Exercise goal:
Copy the records below exactly, omitting any pictures they contain.

Figure record extracts
········
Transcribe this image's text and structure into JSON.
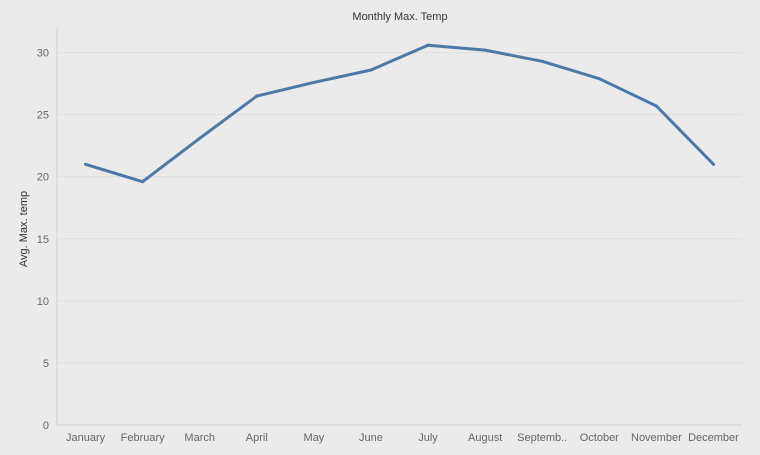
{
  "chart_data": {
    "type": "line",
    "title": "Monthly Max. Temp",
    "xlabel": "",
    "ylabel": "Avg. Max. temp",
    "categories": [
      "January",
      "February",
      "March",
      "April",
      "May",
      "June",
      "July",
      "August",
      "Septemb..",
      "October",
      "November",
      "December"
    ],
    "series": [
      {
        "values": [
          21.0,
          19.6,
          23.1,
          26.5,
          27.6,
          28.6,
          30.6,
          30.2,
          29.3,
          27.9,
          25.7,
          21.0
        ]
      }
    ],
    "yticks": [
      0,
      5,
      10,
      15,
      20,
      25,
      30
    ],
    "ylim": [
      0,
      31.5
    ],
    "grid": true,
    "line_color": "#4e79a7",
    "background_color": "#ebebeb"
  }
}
········
Task response:
Transcribe this image's text and structure into JSON.
{
  "chart_data": {
    "type": "line",
    "title": "Monthly Max. Temp",
    "xlabel": "",
    "ylabel": "Avg. Max. temp",
    "categories": [
      "January",
      "February",
      "March",
      "April",
      "May",
      "June",
      "July",
      "August",
      "Septemb..",
      "October",
      "November",
      "December"
    ],
    "series": [
      {
        "values": [
          21.0,
          19.6,
          23.1,
          26.5,
          27.6,
          28.6,
          30.6,
          30.2,
          29.3,
          27.9,
          25.7,
          21.0
        ]
      }
    ],
    "yticks": [
      0,
      5,
      10,
      15,
      20,
      25,
      30
    ],
    "ylim": [
      0,
      31.5
    ],
    "grid": true,
    "line_color": "#4e79a7",
    "background_color": "#ebebeb"
  }
}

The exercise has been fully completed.